# PROBLEM DESCRIPTION
Search the listing for "color" and copy every line where it appears.
= = = = = = =
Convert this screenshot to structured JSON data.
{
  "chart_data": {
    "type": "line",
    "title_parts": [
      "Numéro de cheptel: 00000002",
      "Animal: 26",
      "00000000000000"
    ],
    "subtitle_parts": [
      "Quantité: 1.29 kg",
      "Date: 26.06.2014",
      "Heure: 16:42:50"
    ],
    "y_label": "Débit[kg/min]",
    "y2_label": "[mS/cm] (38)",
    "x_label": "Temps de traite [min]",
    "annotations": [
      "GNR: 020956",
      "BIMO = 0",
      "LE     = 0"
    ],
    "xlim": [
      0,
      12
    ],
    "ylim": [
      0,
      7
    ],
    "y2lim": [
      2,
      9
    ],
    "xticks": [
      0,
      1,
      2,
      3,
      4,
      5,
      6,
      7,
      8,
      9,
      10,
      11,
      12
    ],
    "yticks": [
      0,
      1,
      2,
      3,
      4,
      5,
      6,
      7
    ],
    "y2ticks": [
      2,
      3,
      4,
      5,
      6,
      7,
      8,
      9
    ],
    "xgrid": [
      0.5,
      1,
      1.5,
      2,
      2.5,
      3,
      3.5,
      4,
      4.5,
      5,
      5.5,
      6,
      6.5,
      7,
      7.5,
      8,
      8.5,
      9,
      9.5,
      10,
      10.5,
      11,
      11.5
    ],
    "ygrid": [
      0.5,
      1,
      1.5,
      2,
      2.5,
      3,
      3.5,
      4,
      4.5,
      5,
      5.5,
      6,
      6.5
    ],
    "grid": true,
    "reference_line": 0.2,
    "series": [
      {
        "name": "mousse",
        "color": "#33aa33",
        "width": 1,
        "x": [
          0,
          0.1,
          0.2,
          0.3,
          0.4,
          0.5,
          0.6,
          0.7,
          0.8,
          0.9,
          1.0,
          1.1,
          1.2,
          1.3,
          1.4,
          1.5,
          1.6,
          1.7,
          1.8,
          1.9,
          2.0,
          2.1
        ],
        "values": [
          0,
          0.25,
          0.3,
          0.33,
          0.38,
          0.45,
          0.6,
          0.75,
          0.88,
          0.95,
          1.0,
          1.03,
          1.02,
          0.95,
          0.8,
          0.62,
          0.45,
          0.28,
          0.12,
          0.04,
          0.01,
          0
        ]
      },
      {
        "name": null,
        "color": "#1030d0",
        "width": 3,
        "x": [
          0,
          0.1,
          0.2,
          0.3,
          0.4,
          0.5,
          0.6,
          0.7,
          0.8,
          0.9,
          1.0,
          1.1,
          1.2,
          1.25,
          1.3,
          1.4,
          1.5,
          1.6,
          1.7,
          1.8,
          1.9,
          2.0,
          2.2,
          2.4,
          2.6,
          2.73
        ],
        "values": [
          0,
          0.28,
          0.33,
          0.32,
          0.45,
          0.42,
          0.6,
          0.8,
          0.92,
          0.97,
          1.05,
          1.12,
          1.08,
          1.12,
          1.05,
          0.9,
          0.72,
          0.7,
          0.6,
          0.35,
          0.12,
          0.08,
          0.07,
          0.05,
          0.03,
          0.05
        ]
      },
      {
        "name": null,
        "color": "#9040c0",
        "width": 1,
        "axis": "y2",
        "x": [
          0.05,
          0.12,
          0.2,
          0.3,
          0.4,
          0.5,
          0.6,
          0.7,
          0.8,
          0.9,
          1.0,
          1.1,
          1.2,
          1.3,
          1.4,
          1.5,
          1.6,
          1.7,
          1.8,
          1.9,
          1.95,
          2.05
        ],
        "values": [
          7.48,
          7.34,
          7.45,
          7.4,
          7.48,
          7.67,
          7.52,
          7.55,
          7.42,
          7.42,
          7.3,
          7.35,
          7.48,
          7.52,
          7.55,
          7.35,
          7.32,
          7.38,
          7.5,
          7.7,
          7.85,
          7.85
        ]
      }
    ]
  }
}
= = = = = = =
# WRITTEN ANSWER
        "color": "#33aa33",
        "color": "#1030d0",
        "color": "#9040c0",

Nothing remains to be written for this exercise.